#### EXERCISE DESCRIPTION:
Please transcribe the records precisely; pictures stay out of your copy.

#### AVAILABLE RECORDS:
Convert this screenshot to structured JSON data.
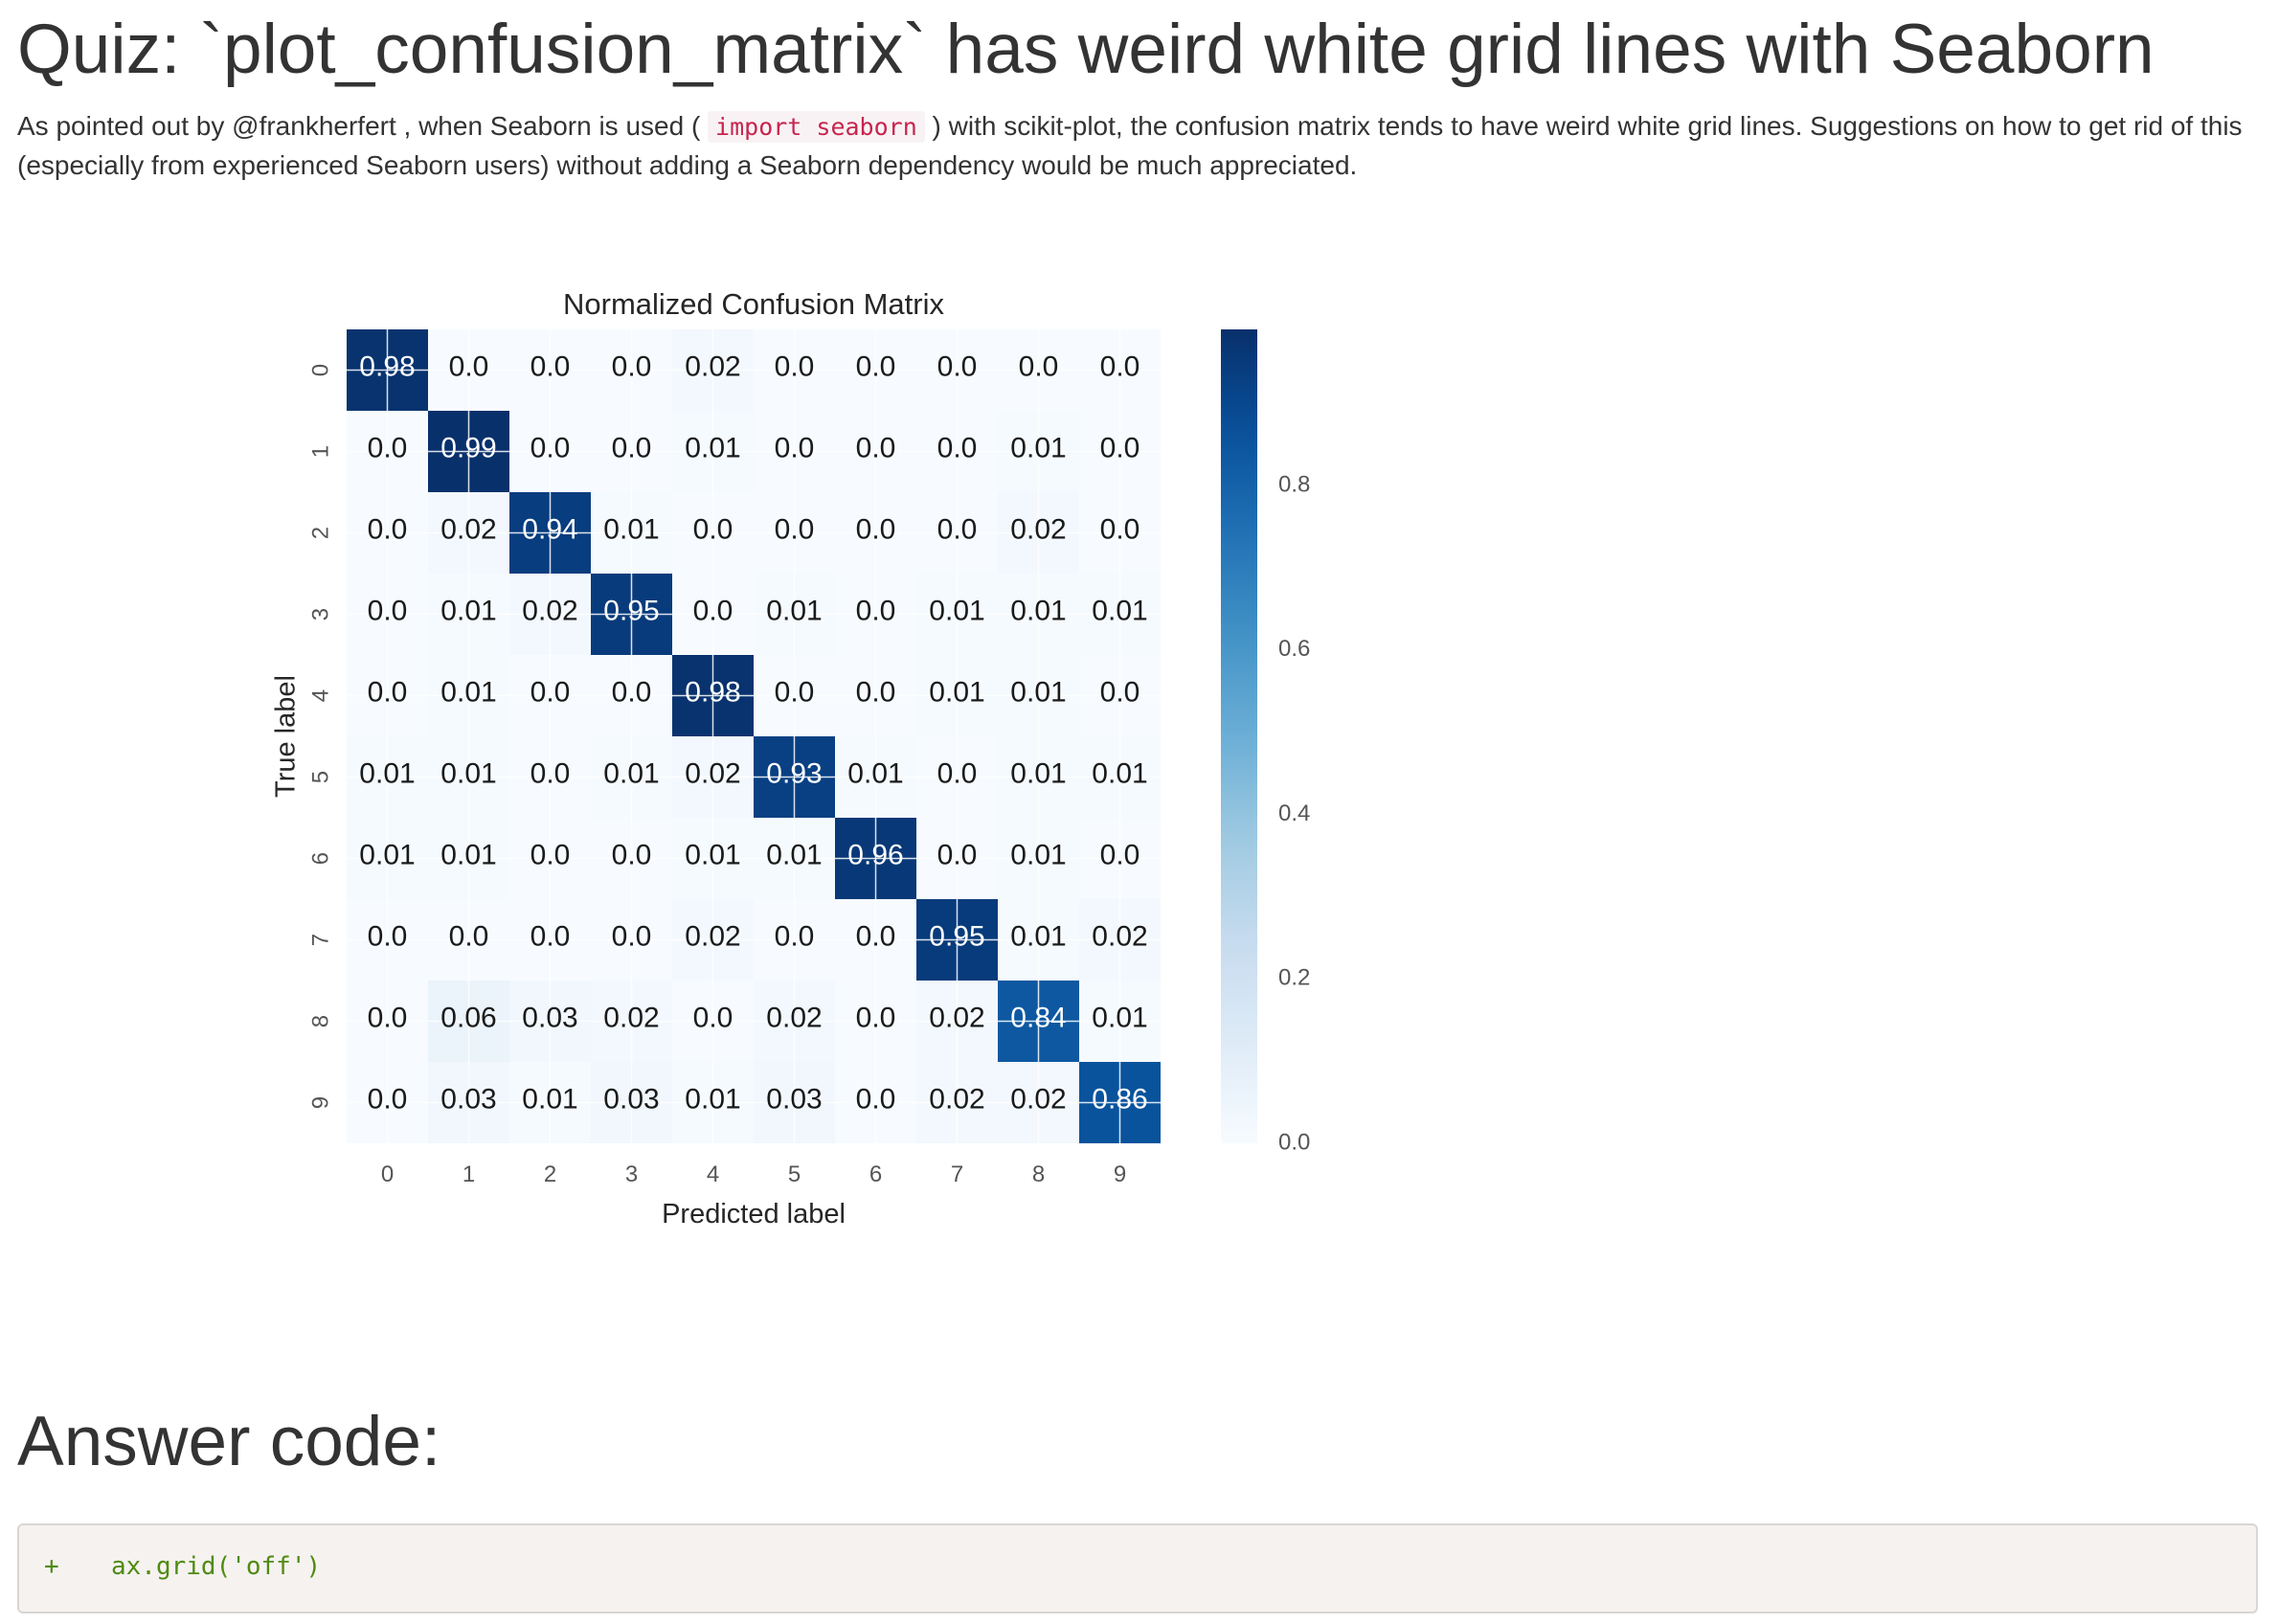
{
  "page": {
    "title": "Quiz: `plot_confusion_matrix` has weird white grid lines with Seaborn",
    "description_before": "As pointed out by @frankherfert , when Seaborn is used ( ",
    "description_code": "import seaborn",
    "description_after": " ) with scikit-plot, the confusion matrix tends to have weird white grid lines. Suggestions on how to get rid of this (especially from experienced Seaborn users) without adding a Seaborn dependency would be much appreciated.",
    "answer_heading": "Answer code:",
    "code": {
      "marker": "+",
      "line": "ax.grid('off')"
    }
  },
  "colors": {
    "text": "#333333",
    "inline_code": "#c7254e",
    "code_block_bg": "#f5f2f0",
    "code_text": "#4f8a10",
    "cmap": "Blues"
  },
  "chart_data": {
    "type": "heatmap",
    "title": "Normalized Confusion Matrix",
    "xlabel": "Predicted label",
    "ylabel": "True label",
    "x_ticks": [
      "0",
      "1",
      "2",
      "3",
      "4",
      "5",
      "6",
      "7",
      "8",
      "9"
    ],
    "y_ticks": [
      "0",
      "1",
      "2",
      "3",
      "4",
      "5",
      "6",
      "7",
      "8",
      "9"
    ],
    "matrix": [
      [
        0.98,
        0.0,
        0.0,
        0.0,
        0.02,
        0.0,
        0.0,
        0.0,
        0.0,
        0.0
      ],
      [
        0.0,
        0.99,
        0.0,
        0.0,
        0.01,
        0.0,
        0.0,
        0.0,
        0.01,
        0.0
      ],
      [
        0.0,
        0.02,
        0.94,
        0.01,
        0.0,
        0.0,
        0.0,
        0.0,
        0.02,
        0.0
      ],
      [
        0.0,
        0.01,
        0.02,
        0.95,
        0.0,
        0.01,
        0.0,
        0.01,
        0.01,
        0.01
      ],
      [
        0.0,
        0.01,
        0.0,
        0.0,
        0.98,
        0.0,
        0.0,
        0.01,
        0.01,
        0.0
      ],
      [
        0.01,
        0.01,
        0.0,
        0.01,
        0.02,
        0.93,
        0.01,
        0.0,
        0.01,
        0.01
      ],
      [
        0.01,
        0.01,
        0.0,
        0.0,
        0.01,
        0.01,
        0.96,
        0.0,
        0.01,
        0.0
      ],
      [
        0.0,
        0.0,
        0.0,
        0.0,
        0.02,
        0.0,
        0.0,
        0.95,
        0.01,
        0.02
      ],
      [
        0.0,
        0.06,
        0.03,
        0.02,
        0.0,
        0.02,
        0.0,
        0.02,
        0.84,
        0.01
      ],
      [
        0.0,
        0.03,
        0.01,
        0.03,
        0.01,
        0.03,
        0.0,
        0.02,
        0.02,
        0.86
      ]
    ],
    "colorbar": {
      "range": [
        0,
        0.99
      ],
      "ticks": [
        "0.0",
        "0.2",
        "0.4",
        "0.6",
        "0.8"
      ]
    },
    "grid": true
  }
}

#### EXERCISE SOLUTION:
Convert this screenshot to structured JSON data.
{
  "page": {
    "title": "Quiz: `plot_confusion_matrix` has weird white grid lines with Seaborn",
    "description_before": "As pointed out by @frankherfert , when Seaborn is used ( ",
    "description_code": "import seaborn",
    "description_after": " ) with scikit-plot, the confusion matrix tends to have weird white grid lines. Suggestions on how to get rid of this (especially from experienced Seaborn users) without adding a Seaborn dependency would be much appreciated.",
    "answer_heading": "Answer code:",
    "code": {
      "marker": "+",
      "line": "ax.grid('off')"
    }
  },
  "colors": {
    "text": "#333333",
    "inline_code": "#c7254e",
    "code_block_bg": "#f5f2f0",
    "code_text": "#4f8a10",
    "cmap": "Blues"
  },
  "chart_data": {
    "type": "heatmap",
    "title": "Normalized Confusion Matrix",
    "xlabel": "Predicted label",
    "ylabel": "True label",
    "x_ticks": [
      "0",
      "1",
      "2",
      "3",
      "4",
      "5",
      "6",
      "7",
      "8",
      "9"
    ],
    "y_ticks": [
      "0",
      "1",
      "2",
      "3",
      "4",
      "5",
      "6",
      "7",
      "8",
      "9"
    ],
    "matrix": [
      [
        0.98,
        0.0,
        0.0,
        0.0,
        0.02,
        0.0,
        0.0,
        0.0,
        0.0,
        0.0
      ],
      [
        0.0,
        0.99,
        0.0,
        0.0,
        0.01,
        0.0,
        0.0,
        0.0,
        0.01,
        0.0
      ],
      [
        0.0,
        0.02,
        0.94,
        0.01,
        0.0,
        0.0,
        0.0,
        0.0,
        0.02,
        0.0
      ],
      [
        0.0,
        0.01,
        0.02,
        0.95,
        0.0,
        0.01,
        0.0,
        0.01,
        0.01,
        0.01
      ],
      [
        0.0,
        0.01,
        0.0,
        0.0,
        0.98,
        0.0,
        0.0,
        0.01,
        0.01,
        0.0
      ],
      [
        0.01,
        0.01,
        0.0,
        0.01,
        0.02,
        0.93,
        0.01,
        0.0,
        0.01,
        0.01
      ],
      [
        0.01,
        0.01,
        0.0,
        0.0,
        0.01,
        0.01,
        0.96,
        0.0,
        0.01,
        0.0
      ],
      [
        0.0,
        0.0,
        0.0,
        0.0,
        0.02,
        0.0,
        0.0,
        0.95,
        0.01,
        0.02
      ],
      [
        0.0,
        0.06,
        0.03,
        0.02,
        0.0,
        0.02,
        0.0,
        0.02,
        0.84,
        0.01
      ],
      [
        0.0,
        0.03,
        0.01,
        0.03,
        0.01,
        0.03,
        0.0,
        0.02,
        0.02,
        0.86
      ]
    ],
    "colorbar": {
      "range": [
        0,
        0.99
      ],
      "ticks": [
        "0.0",
        "0.2",
        "0.4",
        "0.6",
        "0.8"
      ]
    },
    "grid": true
  }
}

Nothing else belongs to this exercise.